__AIM__. Each entry below is to be extracted exactly.

__MATERIALS PROVIDED__.

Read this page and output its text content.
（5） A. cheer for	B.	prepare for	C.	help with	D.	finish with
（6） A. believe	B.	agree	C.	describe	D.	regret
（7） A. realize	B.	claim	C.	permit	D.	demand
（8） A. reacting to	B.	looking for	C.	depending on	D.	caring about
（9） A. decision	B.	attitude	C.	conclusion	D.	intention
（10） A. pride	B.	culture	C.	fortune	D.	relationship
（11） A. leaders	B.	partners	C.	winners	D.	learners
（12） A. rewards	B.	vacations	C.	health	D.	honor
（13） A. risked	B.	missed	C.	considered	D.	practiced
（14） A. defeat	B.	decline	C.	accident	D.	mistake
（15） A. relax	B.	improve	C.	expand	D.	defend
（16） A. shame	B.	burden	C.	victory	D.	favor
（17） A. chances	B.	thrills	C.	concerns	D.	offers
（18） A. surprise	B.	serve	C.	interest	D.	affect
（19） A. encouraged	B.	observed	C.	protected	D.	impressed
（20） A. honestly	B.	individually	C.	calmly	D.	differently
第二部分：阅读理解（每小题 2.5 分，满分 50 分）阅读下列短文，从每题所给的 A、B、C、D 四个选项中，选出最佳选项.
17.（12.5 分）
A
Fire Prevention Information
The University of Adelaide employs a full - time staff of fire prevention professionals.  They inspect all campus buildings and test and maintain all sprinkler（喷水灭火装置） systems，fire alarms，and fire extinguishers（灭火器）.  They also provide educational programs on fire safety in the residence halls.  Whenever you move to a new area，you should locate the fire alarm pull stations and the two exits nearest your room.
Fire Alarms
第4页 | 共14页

__EXERCISE SOLUTION__.
Read this page and output its text content.
（5） A. cheer for	B.	prepare for	C.	help with	D.	finish with
（6） A. believe	B.	agree	C.	describe	D.	regret
（7） A. realize	B.	claim	C.	permit	D.	demand
（8） A. reacting to	B.	looking for	C.	depending on	D.	caring about
（9） A. decision	B.	attitude	C.	conclusion	D.	intention
（10） A. pride	B.	culture	C.	fortune	D.	relationship
（11） A. leaders	B.	partners	C.	winners	D.	learners
（12） A. rewards	B.	vacations	C.	health	D.	honor
（13） A. risked	B.	missed	C.	considered	D.	practiced
（14） A. defeat	B.	decline	C.	accident	D.	mistake
（15） A. relax	B.	improve	C.	expand	D.	defend
（16） A. shame	B.	burden	C.	victory	D.	favor
（17） A. chances	B.	thrills	C.	concerns	D.	offers
（18） A. surprise	B.	serve	C.	interest	D.	affect
（19） A. encouraged	B.	observed	C.	protected	D.	impressed
（20） A. honestly	B.	individually	C.	calmly	D.	differently
第二部分：阅读理解（每小题 2.5 分，满分 50 分）阅读下列短文，从每题所给的 A、B、C、D 四个选项中，选出最佳选项.
17.（12.5 分）
A
Fire Prevention Information
The University of Adelaide employs a full - time staff of fire prevention professionals.  They inspect all campus buildings and test and maintain all sprinkler（喷水灭火装置） systems，fire alarms，and fire extinguishers（灭火器）.  They also provide educational programs on fire safety in the residence halls.  Whenever you move to a new area，you should locate the fire alarm pull stations and the two exits nearest your room.
Fire Alarms
第4页 | 共14页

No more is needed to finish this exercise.